EXERCISE BRIEF =>
Repeat the rows word for word, starting with the first row and stopping after the row that contains "share-button[interactable] <box>1184 0".

Listings of layout items with their boxes =>
========================================================================
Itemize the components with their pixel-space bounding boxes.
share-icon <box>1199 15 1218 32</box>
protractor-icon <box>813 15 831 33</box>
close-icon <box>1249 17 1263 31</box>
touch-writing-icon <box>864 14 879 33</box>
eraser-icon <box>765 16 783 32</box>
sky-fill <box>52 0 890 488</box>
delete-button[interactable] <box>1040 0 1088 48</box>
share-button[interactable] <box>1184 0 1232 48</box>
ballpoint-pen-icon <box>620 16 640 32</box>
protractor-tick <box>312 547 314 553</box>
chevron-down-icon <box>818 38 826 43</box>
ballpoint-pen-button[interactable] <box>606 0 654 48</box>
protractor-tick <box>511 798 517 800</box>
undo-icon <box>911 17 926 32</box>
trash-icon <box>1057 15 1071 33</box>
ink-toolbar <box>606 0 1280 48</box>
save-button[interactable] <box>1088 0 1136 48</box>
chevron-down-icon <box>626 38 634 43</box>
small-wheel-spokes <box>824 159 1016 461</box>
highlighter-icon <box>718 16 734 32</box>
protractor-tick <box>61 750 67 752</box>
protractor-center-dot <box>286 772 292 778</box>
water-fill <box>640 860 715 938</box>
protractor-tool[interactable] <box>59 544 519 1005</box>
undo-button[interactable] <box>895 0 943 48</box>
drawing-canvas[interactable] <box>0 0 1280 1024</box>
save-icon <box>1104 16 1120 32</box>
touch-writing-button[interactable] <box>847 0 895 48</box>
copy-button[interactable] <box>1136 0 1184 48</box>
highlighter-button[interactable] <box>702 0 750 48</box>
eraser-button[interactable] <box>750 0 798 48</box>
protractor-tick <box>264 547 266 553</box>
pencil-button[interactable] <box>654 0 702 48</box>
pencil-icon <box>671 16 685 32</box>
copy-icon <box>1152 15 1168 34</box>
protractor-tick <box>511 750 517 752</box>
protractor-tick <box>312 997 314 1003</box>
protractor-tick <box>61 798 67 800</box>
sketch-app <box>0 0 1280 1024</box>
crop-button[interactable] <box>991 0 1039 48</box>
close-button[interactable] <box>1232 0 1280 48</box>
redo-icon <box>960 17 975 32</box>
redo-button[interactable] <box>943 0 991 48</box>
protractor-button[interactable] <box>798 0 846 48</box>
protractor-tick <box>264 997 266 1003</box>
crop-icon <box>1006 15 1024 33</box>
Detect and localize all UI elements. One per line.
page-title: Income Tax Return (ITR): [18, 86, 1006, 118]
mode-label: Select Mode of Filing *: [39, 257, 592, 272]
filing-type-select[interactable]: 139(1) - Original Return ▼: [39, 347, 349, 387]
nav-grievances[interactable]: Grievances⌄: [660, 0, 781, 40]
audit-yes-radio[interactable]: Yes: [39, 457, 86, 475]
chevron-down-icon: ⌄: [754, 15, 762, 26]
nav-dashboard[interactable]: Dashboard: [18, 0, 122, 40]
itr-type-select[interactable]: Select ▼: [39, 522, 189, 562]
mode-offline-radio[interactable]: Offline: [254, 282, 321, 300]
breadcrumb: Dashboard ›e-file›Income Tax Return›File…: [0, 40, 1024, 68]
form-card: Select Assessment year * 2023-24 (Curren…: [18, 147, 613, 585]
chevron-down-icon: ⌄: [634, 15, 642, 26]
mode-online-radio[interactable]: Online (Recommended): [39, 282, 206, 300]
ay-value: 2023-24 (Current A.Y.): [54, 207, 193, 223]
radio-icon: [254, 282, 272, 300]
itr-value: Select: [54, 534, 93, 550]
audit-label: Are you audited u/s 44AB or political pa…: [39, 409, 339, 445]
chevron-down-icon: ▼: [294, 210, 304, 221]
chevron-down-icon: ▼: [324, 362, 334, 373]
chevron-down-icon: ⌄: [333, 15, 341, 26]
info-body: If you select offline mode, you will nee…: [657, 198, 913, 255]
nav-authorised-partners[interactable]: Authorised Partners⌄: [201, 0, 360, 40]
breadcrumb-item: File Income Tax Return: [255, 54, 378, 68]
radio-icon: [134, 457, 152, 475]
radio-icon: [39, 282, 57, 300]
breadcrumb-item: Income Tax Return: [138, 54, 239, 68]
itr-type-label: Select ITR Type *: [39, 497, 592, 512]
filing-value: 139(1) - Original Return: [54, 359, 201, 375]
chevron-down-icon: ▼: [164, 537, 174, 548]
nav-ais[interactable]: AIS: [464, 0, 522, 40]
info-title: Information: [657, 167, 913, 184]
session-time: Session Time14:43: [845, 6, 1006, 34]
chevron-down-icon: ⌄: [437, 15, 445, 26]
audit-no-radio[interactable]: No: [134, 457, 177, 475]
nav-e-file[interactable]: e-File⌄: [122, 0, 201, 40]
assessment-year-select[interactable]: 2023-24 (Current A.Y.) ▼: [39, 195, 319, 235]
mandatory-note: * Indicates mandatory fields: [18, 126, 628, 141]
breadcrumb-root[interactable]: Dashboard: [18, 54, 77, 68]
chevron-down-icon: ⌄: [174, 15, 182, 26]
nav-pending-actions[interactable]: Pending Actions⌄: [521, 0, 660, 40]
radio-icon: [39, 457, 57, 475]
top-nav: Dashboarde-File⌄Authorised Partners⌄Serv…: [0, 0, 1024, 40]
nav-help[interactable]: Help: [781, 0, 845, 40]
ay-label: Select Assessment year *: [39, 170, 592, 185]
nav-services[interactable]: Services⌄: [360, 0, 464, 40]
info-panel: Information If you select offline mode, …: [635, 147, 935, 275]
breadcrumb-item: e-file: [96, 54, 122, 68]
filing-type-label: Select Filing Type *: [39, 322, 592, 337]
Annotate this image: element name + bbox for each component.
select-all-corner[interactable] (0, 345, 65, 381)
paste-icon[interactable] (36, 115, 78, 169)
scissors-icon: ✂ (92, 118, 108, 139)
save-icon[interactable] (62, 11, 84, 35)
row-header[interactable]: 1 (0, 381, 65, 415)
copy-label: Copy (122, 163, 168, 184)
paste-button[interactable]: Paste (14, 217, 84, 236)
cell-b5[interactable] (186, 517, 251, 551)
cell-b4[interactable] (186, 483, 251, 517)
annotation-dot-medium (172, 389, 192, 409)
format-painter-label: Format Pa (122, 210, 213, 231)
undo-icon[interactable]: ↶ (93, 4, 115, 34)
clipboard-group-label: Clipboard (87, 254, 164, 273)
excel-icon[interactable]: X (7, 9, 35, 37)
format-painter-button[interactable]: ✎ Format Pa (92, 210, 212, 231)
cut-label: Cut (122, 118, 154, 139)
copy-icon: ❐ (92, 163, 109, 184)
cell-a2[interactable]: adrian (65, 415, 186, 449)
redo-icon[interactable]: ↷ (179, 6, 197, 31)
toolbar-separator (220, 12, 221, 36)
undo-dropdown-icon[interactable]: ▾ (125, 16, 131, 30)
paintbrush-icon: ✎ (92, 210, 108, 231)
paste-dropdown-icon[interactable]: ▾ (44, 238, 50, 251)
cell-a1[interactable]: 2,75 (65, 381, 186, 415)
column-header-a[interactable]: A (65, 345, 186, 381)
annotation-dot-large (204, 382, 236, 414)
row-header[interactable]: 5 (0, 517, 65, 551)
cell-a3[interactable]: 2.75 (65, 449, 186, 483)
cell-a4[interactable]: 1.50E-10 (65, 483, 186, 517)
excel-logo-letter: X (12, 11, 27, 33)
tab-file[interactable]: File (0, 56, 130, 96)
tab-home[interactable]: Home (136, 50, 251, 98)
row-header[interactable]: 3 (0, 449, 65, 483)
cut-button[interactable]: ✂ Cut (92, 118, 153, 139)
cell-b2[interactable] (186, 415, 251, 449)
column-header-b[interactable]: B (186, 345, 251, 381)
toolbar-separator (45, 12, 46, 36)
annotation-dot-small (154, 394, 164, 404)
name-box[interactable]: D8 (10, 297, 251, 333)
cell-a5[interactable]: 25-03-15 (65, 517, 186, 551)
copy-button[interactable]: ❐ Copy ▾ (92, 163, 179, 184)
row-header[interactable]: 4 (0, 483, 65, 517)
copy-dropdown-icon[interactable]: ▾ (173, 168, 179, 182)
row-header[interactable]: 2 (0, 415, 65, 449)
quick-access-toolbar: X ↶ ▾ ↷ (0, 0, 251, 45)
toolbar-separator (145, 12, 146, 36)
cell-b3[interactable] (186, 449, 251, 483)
========================================================================
COMPLETED EXERCISE =>
Itemize the components with their pixel-space bounding boxes.
share-icon <box>1199 15 1218 32</box>
protractor-icon <box>813 15 831 33</box>
close-icon <box>1249 17 1263 31</box>
touch-writing-icon <box>864 14 879 33</box>
eraser-icon <box>765 16 783 32</box>
sky-fill <box>52 0 890 488</box>
delete-button[interactable] <box>1040 0 1088 48</box>
share-button[interactable] <box>1184 0 1232 48</box>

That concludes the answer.